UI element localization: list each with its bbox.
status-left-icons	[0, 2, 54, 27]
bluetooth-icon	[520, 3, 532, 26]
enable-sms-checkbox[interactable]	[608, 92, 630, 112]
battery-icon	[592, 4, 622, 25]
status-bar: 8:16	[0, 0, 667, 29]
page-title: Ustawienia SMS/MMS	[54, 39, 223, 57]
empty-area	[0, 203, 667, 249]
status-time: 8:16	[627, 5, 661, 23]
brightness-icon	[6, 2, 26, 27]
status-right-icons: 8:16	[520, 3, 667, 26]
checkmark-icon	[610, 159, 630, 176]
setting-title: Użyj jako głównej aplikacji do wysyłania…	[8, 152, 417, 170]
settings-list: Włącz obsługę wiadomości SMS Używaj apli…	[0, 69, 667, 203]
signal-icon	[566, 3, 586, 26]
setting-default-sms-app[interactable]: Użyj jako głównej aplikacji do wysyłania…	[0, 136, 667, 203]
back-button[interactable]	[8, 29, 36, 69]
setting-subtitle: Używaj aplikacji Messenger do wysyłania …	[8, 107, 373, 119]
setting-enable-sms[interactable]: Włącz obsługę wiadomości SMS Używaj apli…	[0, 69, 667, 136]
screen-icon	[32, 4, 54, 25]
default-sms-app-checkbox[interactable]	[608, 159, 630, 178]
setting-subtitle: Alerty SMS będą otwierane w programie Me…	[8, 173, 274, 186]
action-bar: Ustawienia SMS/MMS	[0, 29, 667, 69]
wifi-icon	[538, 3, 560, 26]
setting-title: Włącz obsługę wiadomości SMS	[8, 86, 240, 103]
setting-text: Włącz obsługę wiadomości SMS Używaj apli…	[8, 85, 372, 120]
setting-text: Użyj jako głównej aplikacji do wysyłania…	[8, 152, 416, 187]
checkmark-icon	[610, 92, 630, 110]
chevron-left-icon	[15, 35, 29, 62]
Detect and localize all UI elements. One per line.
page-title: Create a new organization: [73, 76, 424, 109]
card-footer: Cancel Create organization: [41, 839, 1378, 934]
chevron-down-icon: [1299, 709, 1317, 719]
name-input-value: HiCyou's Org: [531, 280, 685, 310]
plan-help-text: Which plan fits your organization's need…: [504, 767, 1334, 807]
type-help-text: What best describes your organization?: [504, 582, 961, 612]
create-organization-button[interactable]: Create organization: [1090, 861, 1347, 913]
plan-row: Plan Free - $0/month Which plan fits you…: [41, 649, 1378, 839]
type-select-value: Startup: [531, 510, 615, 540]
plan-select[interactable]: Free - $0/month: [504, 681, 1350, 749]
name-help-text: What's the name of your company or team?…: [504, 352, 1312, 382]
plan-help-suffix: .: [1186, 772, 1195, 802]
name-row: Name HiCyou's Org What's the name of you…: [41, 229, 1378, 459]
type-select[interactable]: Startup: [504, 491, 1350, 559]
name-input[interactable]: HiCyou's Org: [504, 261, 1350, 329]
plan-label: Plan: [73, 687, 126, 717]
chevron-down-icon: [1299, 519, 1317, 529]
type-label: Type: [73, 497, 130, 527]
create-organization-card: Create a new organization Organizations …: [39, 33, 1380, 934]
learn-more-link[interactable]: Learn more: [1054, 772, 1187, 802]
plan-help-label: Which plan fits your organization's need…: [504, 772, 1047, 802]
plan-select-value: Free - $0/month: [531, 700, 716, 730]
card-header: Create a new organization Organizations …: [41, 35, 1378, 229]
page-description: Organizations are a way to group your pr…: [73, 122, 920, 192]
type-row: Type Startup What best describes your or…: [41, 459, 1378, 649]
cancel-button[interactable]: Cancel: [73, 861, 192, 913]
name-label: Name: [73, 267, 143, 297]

## SHORT TASK:
Copy the listing above line for line, with no changes to any characters.

## RESULT OF THIS EXERCISE:
UI element localization: list each with its bbox.
status-left-icons	[0, 2, 54, 27]
bluetooth-icon	[520, 3, 532, 26]
enable-sms-checkbox[interactable]	[608, 92, 630, 112]
battery-icon	[592, 4, 622, 25]
status-bar: 8:16	[0, 0, 667, 29]
page-title: Ustawienia SMS/MMS	[54, 39, 223, 57]
empty-area	[0, 203, 667, 249]
status-time: 8:16	[627, 5, 661, 23]
brightness-icon	[6, 2, 26, 27]
status-right-icons: 8:16	[520, 3, 667, 26]
checkmark-icon	[610, 159, 630, 176]
setting-title: Użyj jako głównej aplikacji do wysyłania…	[8, 152, 417, 170]
settings-list: Włącz obsługę wiadomości SMS Używaj apli…	[0, 69, 667, 203]
signal-icon	[566, 3, 586, 26]
setting-default-sms-app[interactable]: Użyj jako głównej aplikacji do wysyłania…	[0, 136, 667, 203]
back-button[interactable]	[8, 29, 36, 69]
setting-subtitle: Używaj aplikacji Messenger do wysyłania …	[8, 107, 373, 119]
setting-enable-sms[interactable]: Włącz obsługę wiadomości SMS Używaj apli…	[0, 69, 667, 136]
screen-icon	[32, 4, 54, 25]
default-sms-app-checkbox[interactable]	[608, 159, 630, 178]
setting-subtitle: Alerty SMS będą otwierane w programie Me…	[8, 173, 274, 186]
action-bar: Ustawienia SMS/MMS	[0, 29, 667, 69]
wifi-icon	[538, 3, 560, 26]
setting-title: Włącz obsługę wiadomości SMS	[8, 86, 240, 103]
setting-text: Włącz obsługę wiadomości SMS Używaj apli…	[8, 85, 372, 120]
setting-text: Użyj jako głównej aplikacji do wysyłania…	[8, 152, 416, 187]
checkmark-icon	[610, 92, 630, 110]
chevron-left-icon	[15, 35, 29, 62]
Detect and localize all UI elements. One per line.
page-title: Create a new organization: [73, 76, 424, 109]
card-footer: Cancel Create organization: [41, 839, 1378, 934]
chevron-down-icon: [1299, 709, 1317, 719]
name-input-value: HiCyou's Org: [531, 280, 685, 310]
plan-help-text: Which plan fits your organization's need…: [504, 767, 1334, 807]
type-help-text: What best describes your organization?: [504, 582, 961, 612]
create-organization-button[interactable]: Create organization: [1090, 861, 1347, 913]
plan-row: Plan Free - $0/month Which plan fits you…: [41, 649, 1378, 839]
type-select-value: Startup: [531, 510, 615, 540]
plan-select[interactable]: Free - $0/month: [504, 681, 1350, 749]
name-help-text: What's the name of your company or team?…: [504, 352, 1312, 382]
plan-help-suffix: .: [1186, 772, 1195, 802]
name-row: Name HiCyou's Org What's the name of you…: [41, 229, 1378, 459]
type-select[interactable]: Startup: [504, 491, 1350, 559]
name-input[interactable]: HiCyou's Org: [504, 261, 1350, 329]
plan-label: Plan: [73, 687, 126, 717]
chevron-down-icon: [1299, 519, 1317, 529]
type-label: Type: [73, 497, 130, 527]
create-organization-card: Create a new organization Organizations …: [39, 33, 1380, 934]
learn-more-link[interactable]: Learn more: [1054, 772, 1187, 802]
plan-help-label: Which plan fits your organization's need…: [504, 772, 1047, 802]
plan-select-value: Free - $0/month: [531, 700, 716, 730]
card-header: Create a new organization Organizations …: [41, 35, 1378, 229]
page-description: Organizations are a way to group your pr…: [73, 122, 920, 192]
type-row: Type Startup What best describes your or…: [41, 459, 1378, 649]
cancel-button[interactable]: Cancel: [73, 861, 192, 913]
name-label: Name: [73, 267, 143, 297]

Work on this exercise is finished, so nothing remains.